BEGIN PROVIDED MATERIAL

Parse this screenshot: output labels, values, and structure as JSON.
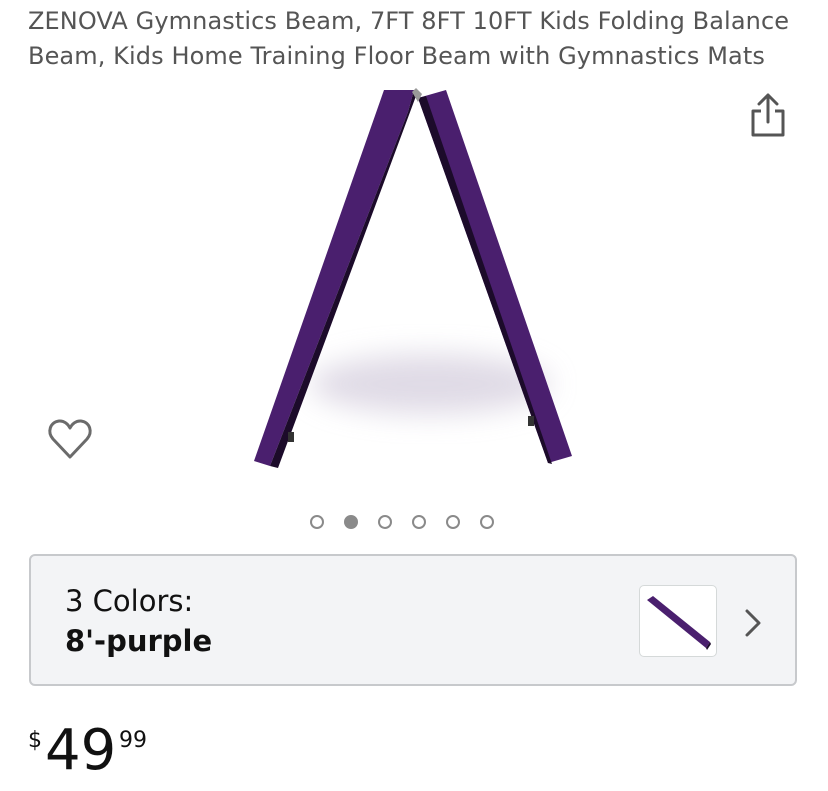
{
  "product": {
    "title": "ZENOVA Gymnastics Beam, 7FT 8FT 10FT Kids Folding Balance Beam, Kids Home Training Floor Beam with Gymnastics Mats"
  },
  "icons": {
    "share": "share-icon",
    "wishlist": "heart-icon",
    "next": "chevron-right-icon"
  },
  "gallery": {
    "image_count": 6,
    "active_index": 1,
    "beam_color": "#4a1f6e"
  },
  "variant": {
    "label": "3 Colors:",
    "selected": "8'-purple"
  },
  "price": {
    "currency_symbol": "$",
    "whole": "49",
    "fraction": "99"
  }
}
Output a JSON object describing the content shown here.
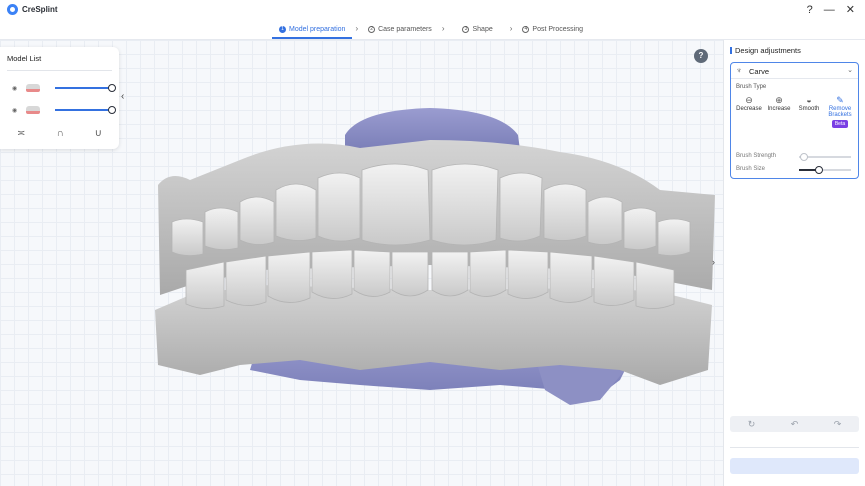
{
  "app": {
    "name": "CreSplint",
    "brand_color": "#3471e0"
  },
  "steps": [
    {
      "num": "1",
      "label": "Model preparation",
      "active": true
    },
    {
      "num": "2",
      "label": "Case parameters",
      "active": false
    },
    {
      "num": "3",
      "label": "Shape",
      "active": false
    },
    {
      "num": "4",
      "label": "Post Processing",
      "active": false
    }
  ],
  "window_controls": {
    "help": "?",
    "minimize": "—",
    "close": "✕"
  },
  "model_list": {
    "title": "Model List",
    "items": [
      {
        "icon": "eye-icon",
        "thumb": "upper-jaw-thumbnail",
        "opacity": 1.0
      },
      {
        "icon": "eye-icon",
        "thumb": "lower-jaw-thumbnail",
        "opacity": 1.0
      }
    ],
    "view_icons": [
      "both-jaws-icon",
      "upper-jaw-icon",
      "lower-jaw-icon"
    ]
  },
  "viewport": {
    "help_glyph": "?"
  },
  "design_panel": {
    "title": "Design adjustments",
    "tool": {
      "label": "Carve"
    },
    "brush_type_label": "Brush Type",
    "brushes": [
      {
        "label": "Decrease",
        "icon": "decrease-brush-icon",
        "active": false
      },
      {
        "label": "Increase",
        "icon": "increase-brush-icon",
        "active": false
      },
      {
        "label": "Smooth",
        "icon": "smooth-brush-icon",
        "active": false
      },
      {
        "label": "Remove Brackets",
        "icon": "remove-brackets-icon",
        "active": true,
        "badge": "Beta"
      }
    ],
    "params": [
      {
        "label": "Brush Strength",
        "value": 0.1,
        "enabled": false
      },
      {
        "label": "Brush Size",
        "value": 0.4,
        "enabled": true
      }
    ],
    "tools": [
      "reset-icon",
      "undo-icon",
      "redo-icon"
    ]
  }
}
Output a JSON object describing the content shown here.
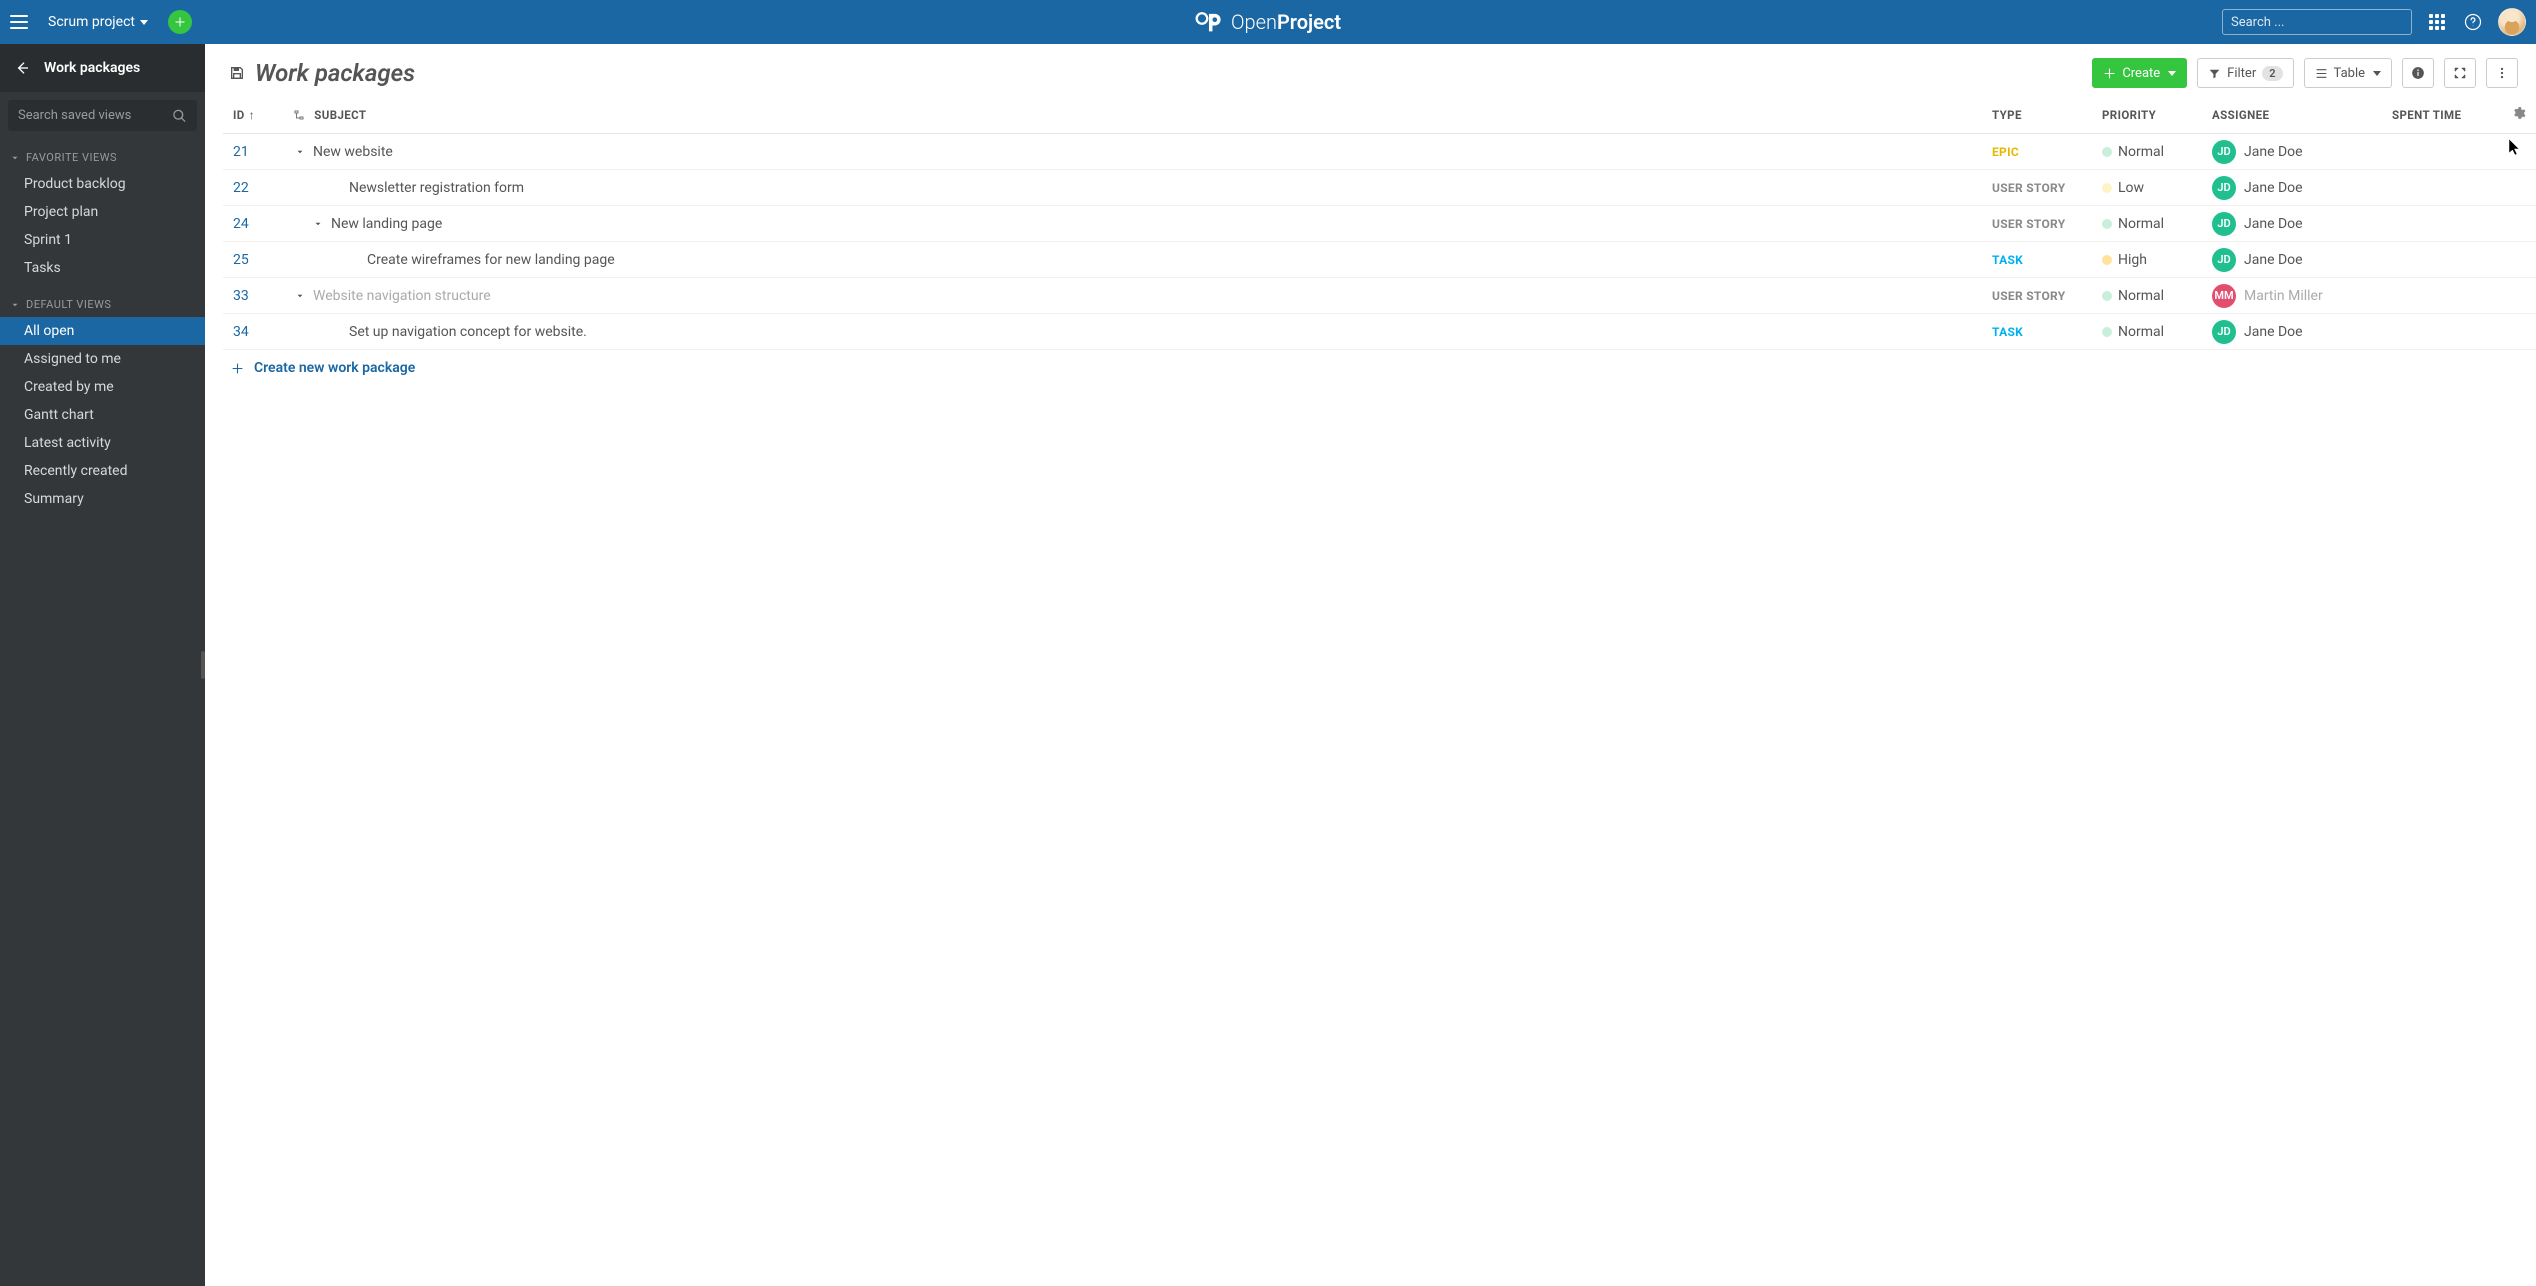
{
  "header": {
    "project_name": "Scrum project",
    "app_name_prefix": "Open",
    "app_name_suffix": "Project",
    "search_placeholder": "Search ..."
  },
  "sidebar": {
    "title": "Work packages",
    "search_placeholder": "Search saved views",
    "sections": [
      {
        "label": "Favorite Views",
        "items": [
          {
            "label": "Product backlog"
          },
          {
            "label": "Project plan"
          },
          {
            "label": "Sprint 1"
          },
          {
            "label": "Tasks"
          }
        ]
      },
      {
        "label": "Default Views",
        "items": [
          {
            "label": "All open",
            "active": true
          },
          {
            "label": "Assigned to me"
          },
          {
            "label": "Created by me"
          },
          {
            "label": "Gantt chart"
          },
          {
            "label": "Latest activity"
          },
          {
            "label": "Recently created"
          },
          {
            "label": "Summary"
          }
        ]
      }
    ]
  },
  "toolbar": {
    "page_title": "Work packages",
    "create_label": "Create",
    "filter_label": "Filter",
    "filter_count": "2",
    "view_label": "Table"
  },
  "table": {
    "columns": {
      "id": "ID",
      "subject": "SUBJECT",
      "type": "TYPE",
      "priority": "PRIORITY",
      "assignee": "ASSIGNEE",
      "spent_time": "SPENT TIME"
    },
    "rows": [
      {
        "id": "21",
        "indent": 0,
        "expand": true,
        "subject": "New website",
        "type": "EPIC",
        "priority": "Normal",
        "prio_dot": "normal",
        "assignee": "Jane Doe",
        "initials": "JD",
        "av": "jd"
      },
      {
        "id": "22",
        "indent": 2,
        "subject": "Newsletter registration form",
        "type": "USER STORY",
        "priority": "Low",
        "prio_dot": "low",
        "assignee": "Jane Doe",
        "initials": "JD",
        "av": "jd"
      },
      {
        "id": "24",
        "indent": 1,
        "expand": true,
        "subject": "New landing page",
        "type": "USER STORY",
        "priority": "Normal",
        "prio_dot": "normal",
        "assignee": "Jane Doe",
        "initials": "JD",
        "av": "jd"
      },
      {
        "id": "25",
        "indent": 3,
        "subject": "Create wireframes for new landing page",
        "type": "TASK",
        "priority": "High",
        "prio_dot": "high",
        "assignee": "Jane Doe",
        "initials": "JD",
        "av": "jd"
      },
      {
        "id": "33",
        "indent": 0,
        "expand": true,
        "muted": true,
        "subject": "Website navigation structure",
        "type": "USER STORY",
        "priority": "Normal",
        "prio_dot": "normal",
        "assignee": "Martin Miller",
        "initials": "MM",
        "av": "mm"
      },
      {
        "id": "34",
        "indent": 2,
        "subject": "Set up navigation concept for website.",
        "type": "TASK",
        "priority": "Normal",
        "prio_dot": "normal",
        "assignee": "Jane Doe",
        "initials": "JD",
        "av": "jd"
      }
    ],
    "create_label": "Create new work package"
  }
}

END PROVIDED MATERIAL

[WHAT THE TASK REQUIRES] Go through the data and gather every line that holds "structure".

[EXERCISE OUTPUT]
Parse this screenshot: output labels, values, and structure as JSON.
        "subject": "Website navigation structure",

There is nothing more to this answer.